*Provided records*.
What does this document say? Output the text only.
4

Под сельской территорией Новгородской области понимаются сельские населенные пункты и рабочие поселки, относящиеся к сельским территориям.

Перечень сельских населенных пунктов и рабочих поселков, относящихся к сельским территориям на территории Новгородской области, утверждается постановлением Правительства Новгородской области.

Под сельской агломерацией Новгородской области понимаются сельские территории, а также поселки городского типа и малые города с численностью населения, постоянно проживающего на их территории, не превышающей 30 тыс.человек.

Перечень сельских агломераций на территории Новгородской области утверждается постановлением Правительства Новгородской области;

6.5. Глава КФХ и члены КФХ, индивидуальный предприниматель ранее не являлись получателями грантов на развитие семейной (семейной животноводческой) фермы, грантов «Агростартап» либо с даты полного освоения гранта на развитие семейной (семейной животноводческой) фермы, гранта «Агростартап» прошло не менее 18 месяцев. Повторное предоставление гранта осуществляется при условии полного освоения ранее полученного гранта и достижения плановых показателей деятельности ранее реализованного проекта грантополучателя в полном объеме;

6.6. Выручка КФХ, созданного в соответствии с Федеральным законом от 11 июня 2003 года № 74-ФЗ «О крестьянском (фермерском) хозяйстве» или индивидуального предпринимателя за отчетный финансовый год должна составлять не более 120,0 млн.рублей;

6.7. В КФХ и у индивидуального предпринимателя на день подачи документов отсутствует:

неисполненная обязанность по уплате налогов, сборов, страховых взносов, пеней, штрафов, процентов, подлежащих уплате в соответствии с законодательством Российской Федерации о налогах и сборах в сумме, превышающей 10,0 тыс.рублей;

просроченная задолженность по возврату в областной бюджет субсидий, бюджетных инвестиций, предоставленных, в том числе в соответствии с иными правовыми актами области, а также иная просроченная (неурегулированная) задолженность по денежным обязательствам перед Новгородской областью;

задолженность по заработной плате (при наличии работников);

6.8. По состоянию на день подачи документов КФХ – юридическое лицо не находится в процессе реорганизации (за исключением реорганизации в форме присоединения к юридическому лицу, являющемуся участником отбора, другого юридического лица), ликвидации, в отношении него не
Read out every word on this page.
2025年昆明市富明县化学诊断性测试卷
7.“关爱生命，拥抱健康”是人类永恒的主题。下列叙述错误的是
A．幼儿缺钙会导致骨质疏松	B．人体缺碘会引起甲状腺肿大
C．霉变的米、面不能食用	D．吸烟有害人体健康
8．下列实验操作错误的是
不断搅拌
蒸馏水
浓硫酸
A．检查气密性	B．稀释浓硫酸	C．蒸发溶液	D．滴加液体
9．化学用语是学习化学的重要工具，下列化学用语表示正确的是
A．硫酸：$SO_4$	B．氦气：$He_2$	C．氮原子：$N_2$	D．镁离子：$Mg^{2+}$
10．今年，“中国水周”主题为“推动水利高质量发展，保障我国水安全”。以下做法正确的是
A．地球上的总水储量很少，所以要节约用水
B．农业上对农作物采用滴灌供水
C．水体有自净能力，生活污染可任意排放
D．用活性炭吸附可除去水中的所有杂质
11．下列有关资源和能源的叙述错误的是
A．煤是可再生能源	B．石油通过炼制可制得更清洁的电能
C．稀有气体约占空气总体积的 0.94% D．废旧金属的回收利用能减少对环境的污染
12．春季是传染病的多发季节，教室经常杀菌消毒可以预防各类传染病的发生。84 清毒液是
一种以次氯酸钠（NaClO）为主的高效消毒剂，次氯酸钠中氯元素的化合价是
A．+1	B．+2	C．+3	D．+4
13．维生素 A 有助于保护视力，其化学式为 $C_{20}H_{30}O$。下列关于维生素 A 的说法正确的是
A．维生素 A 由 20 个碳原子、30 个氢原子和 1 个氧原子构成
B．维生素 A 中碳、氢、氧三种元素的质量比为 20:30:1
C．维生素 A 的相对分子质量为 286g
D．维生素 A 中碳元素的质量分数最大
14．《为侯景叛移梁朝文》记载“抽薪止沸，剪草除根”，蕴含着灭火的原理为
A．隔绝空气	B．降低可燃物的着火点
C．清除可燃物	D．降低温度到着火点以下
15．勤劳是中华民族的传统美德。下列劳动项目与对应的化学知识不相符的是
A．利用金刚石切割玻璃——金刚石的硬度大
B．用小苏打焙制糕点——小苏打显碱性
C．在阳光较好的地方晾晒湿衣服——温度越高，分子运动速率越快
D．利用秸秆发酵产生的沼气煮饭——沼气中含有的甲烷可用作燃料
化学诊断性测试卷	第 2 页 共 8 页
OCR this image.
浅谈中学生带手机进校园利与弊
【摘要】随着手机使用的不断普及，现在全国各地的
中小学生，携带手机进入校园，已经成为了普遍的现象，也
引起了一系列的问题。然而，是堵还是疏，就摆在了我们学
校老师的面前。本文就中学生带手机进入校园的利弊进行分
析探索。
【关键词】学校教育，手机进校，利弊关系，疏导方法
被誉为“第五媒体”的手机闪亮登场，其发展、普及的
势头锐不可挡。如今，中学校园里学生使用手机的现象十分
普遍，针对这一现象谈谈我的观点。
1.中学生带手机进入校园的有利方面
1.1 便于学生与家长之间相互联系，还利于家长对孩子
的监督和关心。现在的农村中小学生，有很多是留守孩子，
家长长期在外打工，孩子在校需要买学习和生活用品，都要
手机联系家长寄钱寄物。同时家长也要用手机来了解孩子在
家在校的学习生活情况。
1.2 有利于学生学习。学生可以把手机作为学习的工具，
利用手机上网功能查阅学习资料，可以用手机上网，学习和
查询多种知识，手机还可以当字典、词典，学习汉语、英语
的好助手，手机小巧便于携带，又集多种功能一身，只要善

*Directions*.
Find the line with "Read out every word on this page." in the listing above, then write out that line and each remaining line exactly, with no other text.

*In response*.
Read out every word on this page.
2025年昆明市富明县化学诊断性测试卷
7.“关爱生命，拥抱健康”是人类永恒的主题。下列叙述错误的是
A．幼儿缺钙会导致骨质疏松	B．人体缺碘会引起甲状腺肿大
C．霉变的米、面不能食用	D．吸烟有害人体健康
8．下列实验操作错误的是
不断搅拌
蒸馏水
浓硫酸
A．检查气密性	B．稀释浓硫酸	C．蒸发溶液	D．滴加液体
9．化学用语是学习化学的重要工具，下列化学用语表示正确的是
A．硫酸：$SO_4$	B．氦气：$He_2$	C．氮原子：$N_2$	D．镁离子：$Mg^{2+}$
10．今年，“中国水周”主题为“推动水利高质量发展，保障我国水安全”。以下做法正确的是
A．地球上的总水储量很少，所以要节约用水
B．农业上对农作物采用滴灌供水
C．水体有自净能力，生活污染可任意排放
D．用活性炭吸附可除去水中的所有杂质
11．下列有关资源和能源的叙述错误的是
A．煤是可再生能源	B．石油通过炼制可制得更清洁的电能
C．稀有气体约占空气总体积的 0.94% D．废旧金属的回收利用能减少对环境的污染
12．春季是传染病的多发季节，教室经常杀菌消毒可以预防各类传染病的发生。84 清毒液是
一种以次氯酸钠（NaClO）为主的高效消毒剂，次氯酸钠中氯元素的化合价是
A．+1	B．+2	C．+3	D．+4
13．维生素 A 有助于保护视力，其化学式为 $C_{20}H_{30}O$。下列关于维生素 A 的说法正确的是
A．维生素 A 由 20 个碳原子、30 个氢原子和 1 个氧原子构成
B．维生素 A 中碳、氢、氧三种元素的质量比为 20:30:1
C．维生素 A 的相对分子质量为 286g
D．维生素 A 中碳元素的质量分数最大
14．《为侯景叛移梁朝文》记载“抽薪止沸，剪草除根”，蕴含着灭火的原理为
A．隔绝空气	B．降低可燃物的着火点
C．清除可燃物	D．降低温度到着火点以下
15．勤劳是中华民族的传统美德。下列劳动项目与对应的化学知识不相符的是
A．利用金刚石切割玻璃——金刚石的硬度大
B．用小苏打焙制糕点——小苏打显碱性
C．在阳光较好的地方晾晒湿衣服——温度越高，分子运动速率越快
D．利用秸秆发酵产生的沼气煮饭——沼气中含有的甲烷可用作燃料
化学诊断性测试卷	第 2 页 共 8 页
OCR this image.
浅谈中学生带手机进校园利与弊
【摘要】随着手机使用的不断普及，现在全国各地的
中小学生，携带手机进入校园，已经成为了普遍的现象，也
引起了一系列的问题。然而，是堵还是疏，就摆在了我们学
校老师的面前。本文就中学生带手机进入校园的利弊进行分
析探索。
【关键词】学校教育，手机进校，利弊关系，疏导方法
被誉为“第五媒体”的手机闪亮登场，其发展、普及的
势头锐不可挡。如今，中学校园里学生使用手机的现象十分
普遍，针对这一现象谈谈我的观点。
1.中学生带手机进入校园的有利方面
1.1 便于学生与家长之间相互联系，还利于家长对孩子
的监督和关心。现在的农村中小学生，有很多是留守孩子，
家长长期在外打工，孩子在校需要买学习和生活用品，都要
手机联系家长寄钱寄物。同时家长也要用手机来了解孩子在
家在校的学习生活情况。
1.2 有利于学生学习。学生可以把手机作为学习的工具，
利用手机上网功能查阅学习资料，可以用手机上网，学习和
查询多种知识，手机还可以当字典、词典，学习汉语、英语
的好助手，手机小巧便于携带，又集多种功能一身，只要善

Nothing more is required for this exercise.